THE TASK: Each entry below is to be given again word for word, with no pictures.
### DATA SUPPLIED ###
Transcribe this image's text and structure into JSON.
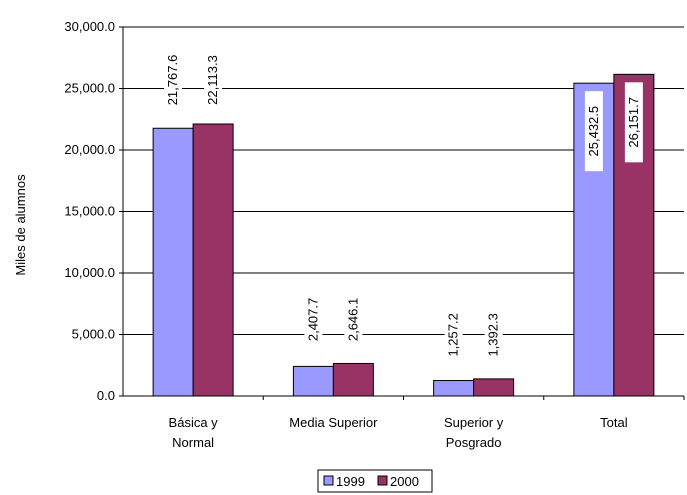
{
  "chart_data": {
    "type": "bar",
    "categories": [
      [
        "Básica y",
        "Normal"
      ],
      [
        "Media Superior"
      ],
      [
        "Superior y",
        "Posgrado"
      ],
      [
        "Total"
      ]
    ],
    "series": [
      {
        "name": "1999",
        "values": [
          21767.6,
          2407.7,
          1257.2,
          25432.5
        ],
        "labels": [
          "21,767.6",
          "2,407.7",
          "1,257.2",
          "25,432.5"
        ],
        "color": "#9999ff"
      },
      {
        "name": "2000",
        "values": [
          22113.3,
          2646.1,
          1392.3,
          26151.7
        ],
        "labels": [
          "22,113.3",
          "2,646.1",
          "1,392.3",
          "26,151.7"
        ],
        "color": "#993366"
      }
    ],
    "ylabel": "Miles de alumnos",
    "ylim": [
      0,
      30000
    ],
    "yticks": [
      0,
      5000,
      10000,
      15000,
      20000,
      25000,
      30000
    ],
    "ytick_labels": [
      "0.0",
      "5,000.0",
      "10,000.0",
      "15,000.0",
      "20,000.0",
      "25,000.0",
      "30,000.0"
    ],
    "grid": true,
    "legend_position": "bottom"
  }
}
###
OUTPUT OF THE TASK:
Transcribe this image's text and structure into JSON.
{
  "chart_data": {
    "type": "bar",
    "categories": [
      [
        "Básica y",
        "Normal"
      ],
      [
        "Media Superior"
      ],
      [
        "Superior y",
        "Posgrado"
      ],
      [
        "Total"
      ]
    ],
    "series": [
      {
        "name": "1999",
        "values": [
          21767.6,
          2407.7,
          1257.2,
          25432.5
        ],
        "labels": [
          "21,767.6",
          "2,407.7",
          "1,257.2",
          "25,432.5"
        ],
        "color": "#9999ff"
      },
      {
        "name": "2000",
        "values": [
          22113.3,
          2646.1,
          1392.3,
          26151.7
        ],
        "labels": [
          "22,113.3",
          "2,646.1",
          "1,392.3",
          "26,151.7"
        ],
        "color": "#993366"
      }
    ],
    "ylabel": "Miles de alumnos",
    "ylim": [
      0,
      30000
    ],
    "yticks": [
      0,
      5000,
      10000,
      15000,
      20000,
      25000,
      30000
    ],
    "ytick_labels": [
      "0.0",
      "5,000.0",
      "10,000.0",
      "15,000.0",
      "20,000.0",
      "25,000.0",
      "30,000.0"
    ],
    "grid": true,
    "legend_position": "bottom"
  }
}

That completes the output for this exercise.